##### INFORMATION PROVIDED

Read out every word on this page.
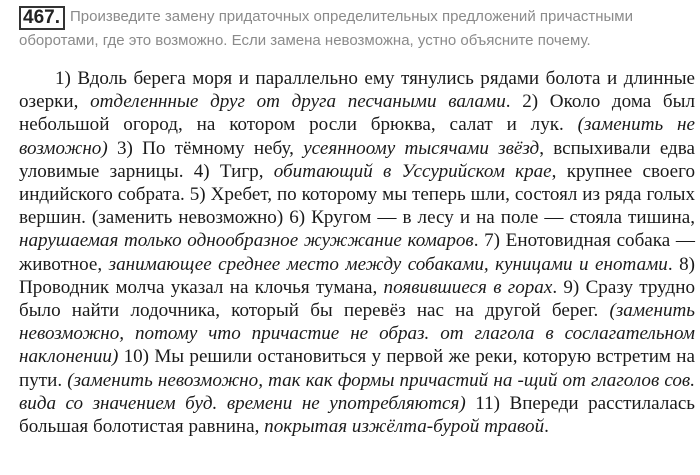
467. Произведите замену придаточных определительных предложений причастными оборотами, где это возможно. Если замена невозможна, устно объясните почему.

1) Вдоль берега моря и параллельно ему тянулись рядами болота и длинные озерки, отделеннные друг от друга песчаными валами. 2) Около дома был небольшой огород, на котором росли брюква, салат и лук. (заменить не возможно) 3) По тёмному небу, усеянноому тысячами звёзд, вспыхивали едва уловимые зарницы. 4) Тигр, обитающий в Уссурийском крае, крупнее своего индийского собрата. 5) Хребет, по которому мы теперь шли, состоял из ряда голых вершин. (заменить невозможно) 6) Кругом — в лесу и на поле — стояла тишина, нарушаемая только однообразное жужжание комаров. 7) Енотовидная собака — животное, занимающее среднее место между собаками, куницами и енотами. 8) Проводник молча указал на клочья тумана, появившиеся в горах. 9) Сразу трудно было найти лодочника, который бы перевёз нас на другой берег. (заменить невозможно, потому что причастие не образ. от глагола в сослагательном наклонении) 10) Мы решили остановиться у первой же реки, которую встретим на пути. (заменить невозможно, так как формы причастий на -щий от глаголов сов. вида со значением буд. времени не употребляются) 11) Впереди расстилалась большая болотистая равнина, покрытая изжёлта-бурой травой.
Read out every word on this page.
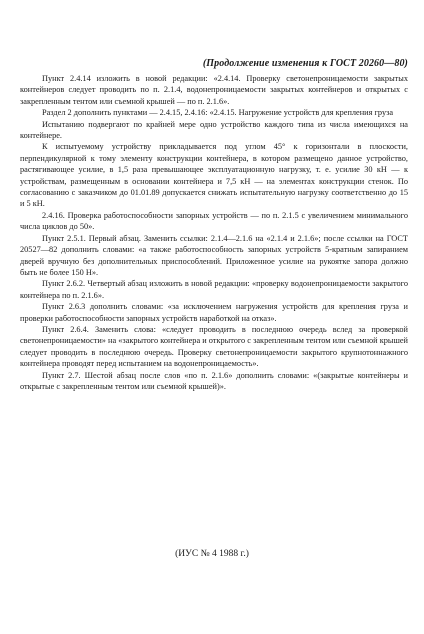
(Продолжение изменения к ГОСТ 20260—80)

Пункт 2.4.14 изложить в новой редакции: «2.4.14. Проверку светонепроницаемости закрытых контейнеров следует проводить по п. 2.1.4, водонепроницаемости закрытых контейнеров и открытых с закрепленным тентом или съемной крышей — по п. 2.1.6».

Раздел 2 дополнить пунктами — 2.4.15, 2.4.16: «2.4.15. Нагружение устройств для крепления груза

Испытанию подвергают по крайней мере одно устройство каждого типа из числа имеющихся на контейнере.

К испытуемому устройству прикладывается под углом 45° к горизонтали в плоскости, перпендикулярной к тому элементу конструкции контейнера, в котором размещено данное устройство, растягивающее усилие, в 1,5 раза превышающее эксплуатационную нагрузку, т. е. усилие 30 кН — к устройствам, размещенным в основании контейнера и 7,5 кН — на элементах конструкции стенок. По согласованию с заказчиком до 01.01.89 допускается снижать испытательную нагрузку соответственно до 15 и 5 кН.

2.4.16. Проверка работоспособности запорных устройств — по п. 2.1.5 с увеличением минимального числа циклов до 50».

Пункт 2.5.1. Первый абзац. Заменить ссылки: 2.1.4—2.1.6 на «2.1.4 и 2.1.6»; после ссылки на ГОСТ 20527—82 дополнить словами: «а также работоспособность запорных устройств 5-кратным запиранием дверей вручную без дополнительных приспособлений. Приложенное усилие на рукоятке запора должно быть не более 150 Н».

Пункт 2.6.2. Четвертый абзац изложить в новой редакции: «проверку водонепроницаемости закрытого контейнера по п. 2.1.6».

Пункт 2.6.3 дополнить словами: «за исключением нагружения устройств для крепления груза и проверки работоспособности запорных устройств наработкой на отказ».

Пункт 2.6.4. Заменить слова: «следует проводить в последнюю очередь вслед за проверкой светонепроницаемости» на «закрытого контейнера и открытого с закрепленным тентом или съемной крышей следует проводить в последнюю очередь. Проверку светонепроницаемости закрытого крупнотоннажного контейнера проводят перед испытанием на водонепроницаемость».

Пункт 2.7. Шестой абзац после слов «по п. 2.1.6» дополнить словами: «(закрытые контейнеры и открытые с закрепленным тентом или съемной крышей)».

(ИУС № 4 1988 г.)
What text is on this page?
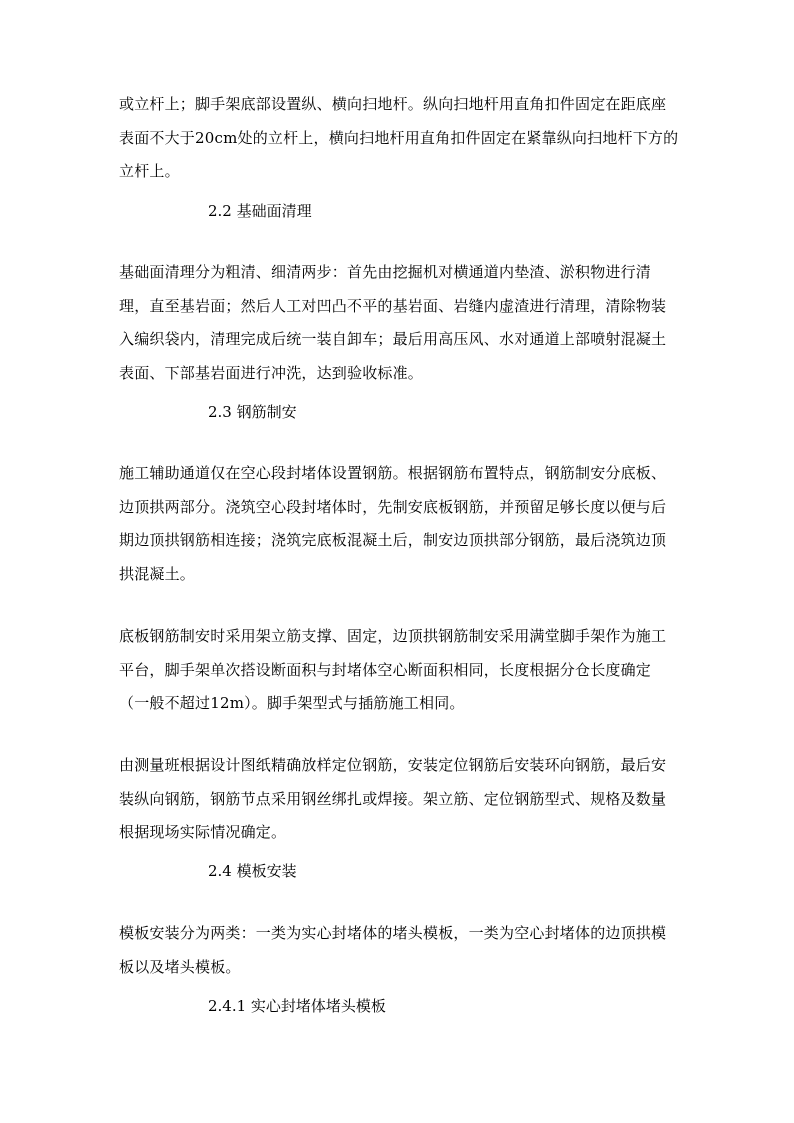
或立杆上；脚手架底部设置纵、横向扫地杆。纵向扫地杆用直角扣件固定在距底座表面不大于20cm处的立杆上，横向扫地杆用直角扣件固定在紧靠纵向扫地杆下方的立杆上。

2.2 基础面清理

基础面清理分为粗清、细清两步：首先由挖掘机对横通道内垫渣、淤积物进行清理，直至基岩面；然后人工对凹凸不平的基岩面、岩缝内虚渣进行清理，清除物装入编织袋内，清理完成后统一装自卸车；最后用高压风、水对通道上部喷射混凝土表面、下部基岩面进行冲洗，达到验收标准。

2.3 钢筋制安

施工辅助通道仅在空心段封堵体设置钢筋。根据钢筋布置特点，钢筋制安分底板、边顶拱两部分。浇筑空心段封堵体时，先制安底板钢筋，并预留足够长度以便与后期边顶拱钢筋相连接；浇筑完底板混凝土后，制安边顶拱部分钢筋，最后浇筑边顶拱混凝土。

底板钢筋制安时采用架立筋支撑、固定，边顶拱钢筋制安采用满堂脚手架作为施工平台，脚手架单次搭设断面积与封堵体空心断面积相同，长度根据分仓长度确定（一般不超过12m）。脚手架型式与插筋施工相同。

由测量班根据设计图纸精确放样定位钢筋，安装定位钢筋后安装环向钢筋，最后安装纵向钢筋，钢筋节点采用钢丝绑扎或焊接。架立筋、定位钢筋型式、规格及数量根据现场实际情况确定。

2.4 模板安装

模板安装分为两类：一类为实心封堵体的堵头模板，一类为空心封堵体的边顶拱模板以及堵头模板。

2.4.1 实心封堵体堵头模板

##########

* **TASK**:
In your copy, repeat each record exactly and include no pictures.

* **COMPLETED TASK**:
Read out every word on this page.
467. Произведите замену придаточных определительных предложений причастными оборотами, где это возможно. Если замена невозможна, устно объясните почему.

1) Вдоль берега моря и параллельно ему тянулись рядами болота и длинные озерки, отделеннные друг от друга песчаными валами. 2) Около дома был небольшой огород, на котором росли брюква, салат и лук. (заменить не возможно) 3) По тёмному небу, усеянноому тысячами звёзд, вспыхивали едва уловимые зарницы. 4) Тигр, обитающий в Уссурийском крае, крупнее своего индийского собрата. 5) Хребет, по которому мы теперь шли, состоял из ряда голых вершин. (заменить невозможно) 6) Кругом — в лесу и на поле — стояла тишина, нарушаемая только однообразное жужжание комаров. 7) Енотовидная собака — животное, занимающее среднее место между собаками, куницами и енотами. 8) Проводник молча указал на клочья тумана, появившиеся в горах. 9) Сразу трудно было найти лодочника, который бы перевёз нас на другой берег. (заменить невозможно, потому что причастие не образ. от глагола в сослагательном наклонении) 10) Мы решили остановиться у первой же реки, которую встретим на пути. (заменить невозможно, так как формы причастий на -щий от глаголов сов. вида со значением буд. времени не употребляются) 11) Впереди расстилалась большая болотистая равнина, покрытая изжёлта-бурой травой.
Read out every word on this page.
(Продолжение изменения к ГОСТ 20260—80)

Пункт 2.4.14 изложить в новой редакции: «2.4.14. Проверку светонепроницаемости закрытых контейнеров следует проводить по п. 2.1.4, водонепроницаемости закрытых контейнеров и открытых с закрепленным тентом или съемной крышей — по п. 2.1.6».

Раздел 2 дополнить пунктами — 2.4.15, 2.4.16: «2.4.15. Нагружение устройств для крепления груза

Испытанию подвергают по крайней мере одно устройство каждого типа из числа имеющихся на контейнере.

К испытуемому устройству прикладывается под углом 45° к горизонтали в плоскости, перпендикулярной к тому элементу конструкции контейнера, в котором размещено данное устройство, растягивающее усилие, в 1,5 раза превышающее эксплуатационную нагрузку, т. е. усилие 30 кН — к устройствам, размещенным в основании контейнера и 7,5 кН — на элементах конструкции стенок. По согласованию с заказчиком до 01.01.89 допускается снижать испытательную нагрузку соответственно до 15 и 5 кН.

2.4.16. Проверка работоспособности запорных устройств — по п. 2.1.5 с увеличением минимального числа циклов до 50».

Пункт 2.5.1. Первый абзац. Заменить ссылки: 2.1.4—2.1.6 на «2.1.4 и 2.1.6»; после ссылки на ГОСТ 20527—82 дополнить словами: «а также работоспособность запорных устройств 5-кратным запиранием дверей вручную без дополнительных приспособлений. Приложенное усилие на рукоятке запора должно быть не более 150 Н».

Пункт 2.6.2. Четвертый абзац изложить в новой редакции: «проверку водонепроницаемости закрытого контейнера по п. 2.1.6».

Пункт 2.6.3 дополнить словами: «за исключением нагружения устройств для крепления груза и проверки работоспособности запорных устройств наработкой на отказ».

Пункт 2.6.4. Заменить слова: «следует проводить в последнюю очередь вслед за проверкой светонепроницаемости» на «закрытого контейнера и открытого с закрепленным тентом или съемной крышей следует проводить в последнюю очередь. Проверку светонепроницаемости закрытого крупнотоннажного контейнера проводят перед испытанием на водонепроницаемость».

Пункт 2.7. Шестой абзац после слов «по п. 2.1.6» дополнить словами: «(закрытые контейнеры и открытые с закрепленным тентом или съемной крышей)».

(ИУС № 4 1988 г.)
What text is on this page?
或立杆上；脚手架底部设置纵、横向扫地杆。纵向扫地杆用直角扣件固定在距底座表面不大于20cm处的立杆上，横向扫地杆用直角扣件固定在紧靠纵向扫地杆下方的立杆上。

2.2 基础面清理

基础面清理分为粗清、细清两步：首先由挖掘机对横通道内垫渣、淤积物进行清理，直至基岩面；然后人工对凹凸不平的基岩面、岩缝内虚渣进行清理，清除物装入编织袋内，清理完成后统一装自卸车；最后用高压风、水对通道上部喷射混凝土表面、下部基岩面进行冲洗，达到验收标准。

2.3 钢筋制安

施工辅助通道仅在空心段封堵体设置钢筋。根据钢筋布置特点，钢筋制安分底板、边顶拱两部分。浇筑空心段封堵体时，先制安底板钢筋，并预留足够长度以便与后期边顶拱钢筋相连接；浇筑完底板混凝土后，制安边顶拱部分钢筋，最后浇筑边顶拱混凝土。

底板钢筋制安时采用架立筋支撑、固定，边顶拱钢筋制安采用满堂脚手架作为施工平台，脚手架单次搭设断面积与封堵体空心断面积相同，长度根据分仓长度确定（一般不超过12m）。脚手架型式与插筋施工相同。

由测量班根据设计图纸精确放样定位钢筋，安装定位钢筋后安装环向钢筋，最后安装纵向钢筋，钢筋节点采用钢丝绑扎或焊接。架立筋、定位钢筋型式、规格及数量根据现场实际情况确定。

2.4 模板安装

模板安装分为两类：一类为实心封堵体的堵头模板，一类为空心封堵体的边顶拱模板以及堵头模板。

2.4.1 实心封堵体堵头模板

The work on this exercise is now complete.